Omit images. Retype all entries verbatim.

● Supplied entries:
[Start]

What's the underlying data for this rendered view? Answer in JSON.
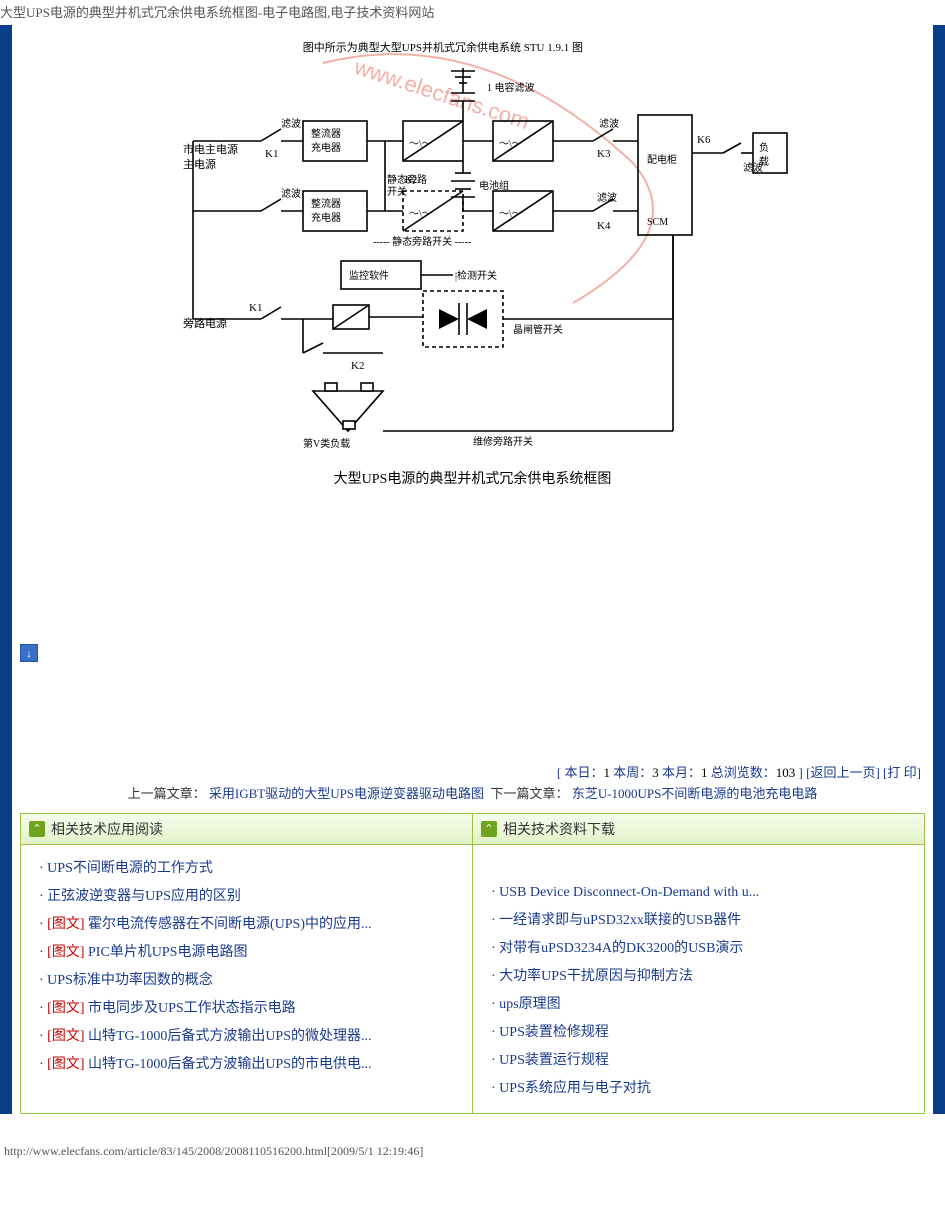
{
  "header_line": "大型UPS电源的典型并机式冗余供电系统框图-电子电路图,电子技术资料网站",
  "caption": "大型UPS电源的典型并机式冗余供电系统框图",
  "ad_badge": "↓",
  "stats": {
    "today_label": "本日：",
    "today_val": "1",
    "week_label": "本周：",
    "week_val": "3",
    "month_label": "本月：",
    "month_val": "1",
    "total_label": "总浏览数：",
    "total_val": "103",
    "back_label": "返回上一页",
    "print_label": "打 印"
  },
  "prev": {
    "label": "上一篇文章：",
    "text": "采用IGBT驱动的大型UPS电源逆变器驱动电路图"
  },
  "next": {
    "label": "下一篇文章：",
    "text": "东芝U-1000UPS不间断电源的电池充电电路"
  },
  "section_left_title": "相关技术应用阅读",
  "section_right_title": "相关技术资料下载",
  "tag_text": "[图文]",
  "left_items": [
    {
      "tag": false,
      "text": "UPS不间断电源的工作方式"
    },
    {
      "tag": false,
      "text": "正弦波逆变器与UPS应用的区别"
    },
    {
      "tag": true,
      "text": "霍尔电流传感器在不间断电源(UPS)中的应用..."
    },
    {
      "tag": true,
      "text": "PIC单片机UPS电源电路图"
    },
    {
      "tag": false,
      "text": "UPS标准中功率因数的概念"
    },
    {
      "tag": true,
      "text": "市电同步及UPS工作状态指示电路"
    },
    {
      "tag": true,
      "text": "山特TG-1000后备式方波输出UPS的微处理器..."
    },
    {
      "tag": true,
      "text": "山特TG-1000后备式方波输出UPS的市电供电..."
    }
  ],
  "right_items": [
    {
      "text": "USB Device Disconnect-On-Demand with u..."
    },
    {
      "text": "一经请求即与uPSD32xx联接的USB器件"
    },
    {
      "text": "对带有uPSD3234A的DK3200的USB演示"
    },
    {
      "text": "大功率UPS干扰原因与抑制方法"
    },
    {
      "text": "ups原理图"
    },
    {
      "text": "UPS装置检修规程"
    },
    {
      "text": "UPS装置运行规程"
    },
    {
      "text": "UPS系统应用与电子对抗"
    }
  ],
  "footer_url": "http://www.elecfans.com/article/83/145/2008/2008110516200.html[2009/5/1  12:19:46]",
  "colors": {
    "frame": "#0a3d8a",
    "green_border": "#98c441",
    "link_blue": "#1a3a8a",
    "tag_red": "#c00"
  }
}
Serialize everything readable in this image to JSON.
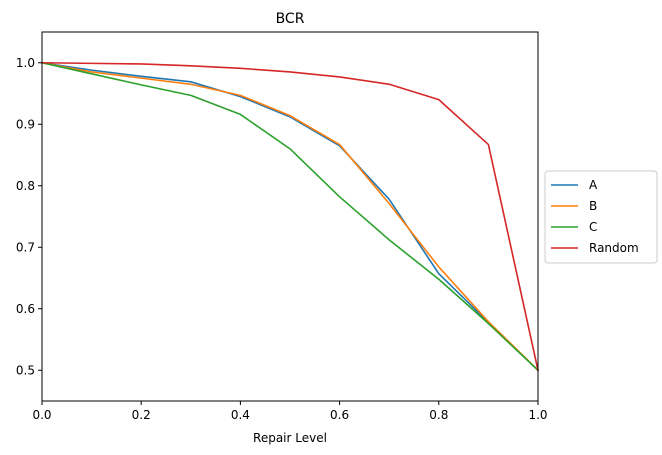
{
  "chart_data": {
    "type": "line",
    "title": "BCR",
    "xlabel": "Repair Level",
    "ylabel": "",
    "xlim": [
      0.0,
      1.0
    ],
    "ylim": [
      0.45,
      1.05
    ],
    "x": [
      0.0,
      0.1,
      0.2,
      0.3,
      0.4,
      0.5,
      0.6,
      0.7,
      0.8,
      0.9,
      1.0
    ],
    "xticks": [
      0.0,
      0.2,
      0.4,
      0.6,
      0.8,
      1.0
    ],
    "xtick_labels": [
      "0.0",
      "0.2",
      "0.4",
      "0.6",
      "0.8",
      "1.0"
    ],
    "yticks": [
      0.5,
      0.6,
      0.7,
      0.8,
      0.9,
      1.0
    ],
    "ytick_labels": [
      "0.5",
      "0.6",
      "0.7",
      "0.8",
      "0.9",
      "1.0"
    ],
    "grid": false,
    "legend_position": "center-right outside",
    "series": [
      {
        "name": "A",
        "color": "#1f77b4",
        "values": [
          1.0,
          0.988,
          0.978,
          0.969,
          0.945,
          0.912,
          0.865,
          0.778,
          0.657,
          0.578,
          0.5
        ]
      },
      {
        "name": "B",
        "color": "#ff7f0e",
        "values": [
          1.0,
          0.985,
          0.975,
          0.965,
          0.947,
          0.914,
          0.867,
          0.771,
          0.668,
          0.579,
          0.5
        ]
      },
      {
        "name": "C",
        "color": "#2ca02c",
        "values": [
          1.0,
          0.982,
          0.964,
          0.947,
          0.916,
          0.86,
          0.782,
          0.712,
          0.648,
          0.576,
          0.5
        ]
      },
      {
        "name": "Random",
        "color": "#d62728",
        "values": [
          1.0,
          0.999,
          0.998,
          0.995,
          0.991,
          0.985,
          0.977,
          0.965,
          0.94,
          0.867,
          0.5
        ]
      }
    ]
  }
}
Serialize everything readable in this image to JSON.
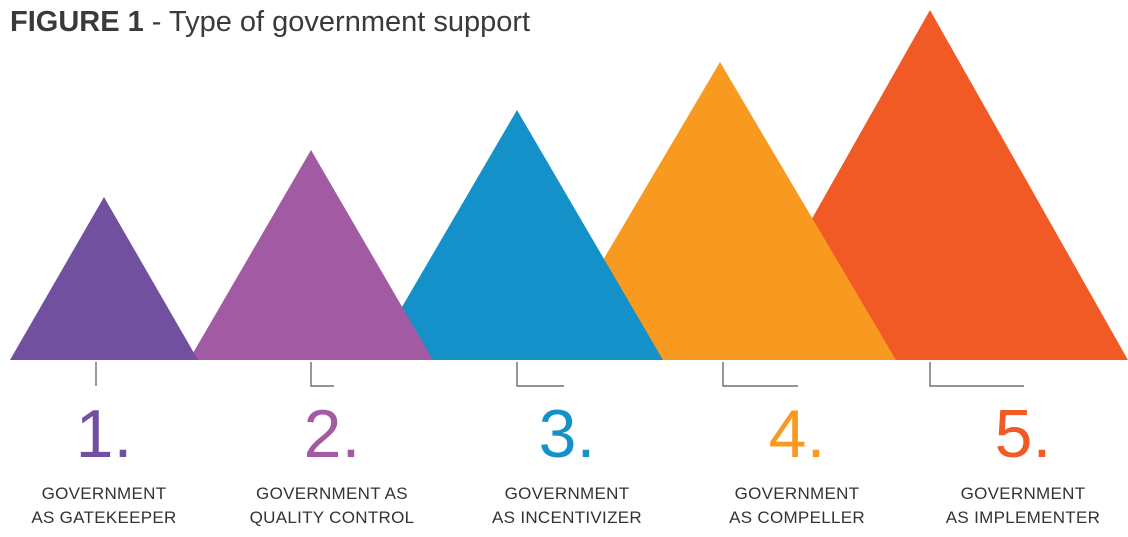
{
  "title": {
    "bold": "FIGURE 1",
    "rest": " - Type of government support"
  },
  "colors": {
    "purple": "#7250a0",
    "violet": "#a25aa2",
    "blue": "#1591c9",
    "orange": "#f89a1f",
    "red_orange": "#f15a24",
    "connector": "#555555"
  },
  "steps": [
    {
      "number": "1.",
      "line1": "GOVERNMENT",
      "line2": "AS GATEKEEPER",
      "color": "#7250a0"
    },
    {
      "number": "2.",
      "line1": "GOVERNMENT AS",
      "line2": "QUALITY CONTROL",
      "color": "#a25aa2"
    },
    {
      "number": "3.",
      "line1": "GOVERNMENT",
      "line2": "AS INCENTIVIZER",
      "color": "#1591c9"
    },
    {
      "number": "4.",
      "line1": "GOVERNMENT",
      "line2": "AS COMPELLER",
      "color": "#f89a1f"
    },
    {
      "number": "5.",
      "line1": "GOVERNMENT",
      "line2": "AS IMPLEMENTER",
      "color": "#f15a24"
    }
  ]
}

[End]

● Solution to the problem:
What's the underlying data for this rendered view? Answer in JSON.
{
  "header_line": "大型UPS电源的典型并机式冗余供电系统框图-电子电路图,电子技术资料网站",
  "caption": "大型UPS电源的典型并机式冗余供电系统框图",
  "ad_badge": "↓",
  "stats": {
    "today_label": "本日：",
    "today_val": "1",
    "week_label": "本周：",
    "week_val": "3",
    "month_label": "本月：",
    "month_val": "1",
    "total_label": "总浏览数：",
    "total_val": "103",
    "back_label": "返回上一页",
    "print_label": "打 印"
  },
  "prev": {
    "label": "上一篇文章：",
    "text": "采用IGBT驱动的大型UPS电源逆变器驱动电路图"
  },
  "next": {
    "label": "下一篇文章：",
    "text": "东芝U-1000UPS不间断电源的电池充电电路"
  },
  "section_left_title": "相关技术应用阅读",
  "section_right_title": "相关技术资料下载",
  "tag_text": "[图文]",
  "left_items": [
    {
      "tag": false,
      "text": "UPS不间断电源的工作方式"
    },
    {
      "tag": false,
      "text": "正弦波逆变器与UPS应用的区别"
    },
    {
      "tag": true,
      "text": "霍尔电流传感器在不间断电源(UPS)中的应用..."
    },
    {
      "tag": true,
      "text": "PIC单片机UPS电源电路图"
    },
    {
      "tag": false,
      "text": "UPS标准中功率因数的概念"
    },
    {
      "tag": true,
      "text": "市电同步及UPS工作状态指示电路"
    },
    {
      "tag": true,
      "text": "山特TG-1000后备式方波输出UPS的微处理器..."
    },
    {
      "tag": true,
      "text": "山特TG-1000后备式方波输出UPS的市电供电..."
    }
  ],
  "right_items": [
    {
      "text": "USB Device Disconnect-On-Demand with u..."
    },
    {
      "text": "一经请求即与uPSD32xx联接的USB器件"
    },
    {
      "text": "对带有uPSD3234A的DK3200的USB演示"
    },
    {
      "text": "大功率UPS干扰原因与抑制方法"
    },
    {
      "text": "ups原理图"
    },
    {
      "text": "UPS装置检修规程"
    },
    {
      "text": "UPS装置运行规程"
    },
    {
      "text": "UPS系统应用与电子对抗"
    }
  ],
  "footer_url": "http://www.elecfans.com/article/83/145/2008/2008110516200.html[2009/5/1  12:19:46]",
  "colors": {
    "frame": "#0a3d8a",
    "green_border": "#98c441",
    "link_blue": "#1a3a8a",
    "tag_red": "#c00"
  }
}
Serialize everything readable in this image to JSON.
{
  "chart_data": {
    "type": "line",
    "title": "BCR",
    "xlabel": "Repair Level",
    "ylabel": "",
    "xlim": [
      0.0,
      1.0
    ],
    "ylim": [
      0.45,
      1.05
    ],
    "x": [
      0.0,
      0.1,
      0.2,
      0.3,
      0.4,
      0.5,
      0.6,
      0.7,
      0.8,
      0.9,
      1.0
    ],
    "xticks": [
      0.0,
      0.2,
      0.4,
      0.6,
      0.8,
      1.0
    ],
    "xtick_labels": [
      "0.0",
      "0.2",
      "0.4",
      "0.6",
      "0.8",
      "1.0"
    ],
    "yticks": [
      0.5,
      0.6,
      0.7,
      0.8,
      0.9,
      1.0
    ],
    "ytick_labels": [
      "0.5",
      "0.6",
      "0.7",
      "0.8",
      "0.9",
      "1.0"
    ],
    "grid": false,
    "legend_position": "center-right outside",
    "series": [
      {
        "name": "A",
        "color": "#1f77b4",
        "values": [
          1.0,
          0.988,
          0.978,
          0.969,
          0.945,
          0.912,
          0.865,
          0.778,
          0.657,
          0.578,
          0.5
        ]
      },
      {
        "name": "B",
        "color": "#ff7f0e",
        "values": [
          1.0,
          0.985,
          0.975,
          0.965,
          0.947,
          0.914,
          0.867,
          0.771,
          0.668,
          0.579,
          0.5
        ]
      },
      {
        "name": "C",
        "color": "#2ca02c",
        "values": [
          1.0,
          0.982,
          0.964,
          0.947,
          0.916,
          0.86,
          0.782,
          0.712,
          0.648,
          0.576,
          0.5
        ]
      },
      {
        "name": "Random",
        "color": "#d62728",
        "values": [
          1.0,
          0.999,
          0.998,
          0.995,
          0.991,
          0.985,
          0.977,
          0.965,
          0.94,
          0.867,
          0.5
        ]
      }
    ]
  }
}
Serialize everything readable in this image to JSON.
{
  "title": {
    "bold": "FIGURE 1",
    "rest": " - Type of government support"
  },
  "colors": {
    "purple": "#7250a0",
    "violet": "#a25aa2",
    "blue": "#1591c9",
    "orange": "#f89a1f",
    "red_orange": "#f15a24",
    "connector": "#555555"
  },
  "steps": [
    {
      "number": "1.",
      "line1": "GOVERNMENT",
      "line2": "AS GATEKEEPER",
      "color": "#7250a0"
    },
    {
      "number": "2.",
      "line1": "GOVERNMENT AS",
      "line2": "QUALITY CONTROL",
      "color": "#a25aa2"
    },
    {
      "number": "3.",
      "line1": "GOVERNMENT",
      "line2": "AS INCENTIVIZER",
      "color": "#1591c9"
    },
    {
      "number": "4.",
      "line1": "GOVERNMENT",
      "line2": "AS COMPELLER",
      "color": "#f89a1f"
    },
    {
      "number": "5.",
      "line1": "GOVERNMENT",
      "line2": "AS IMPLEMENTER",
      "color": "#f15a24"
    }
  ]
}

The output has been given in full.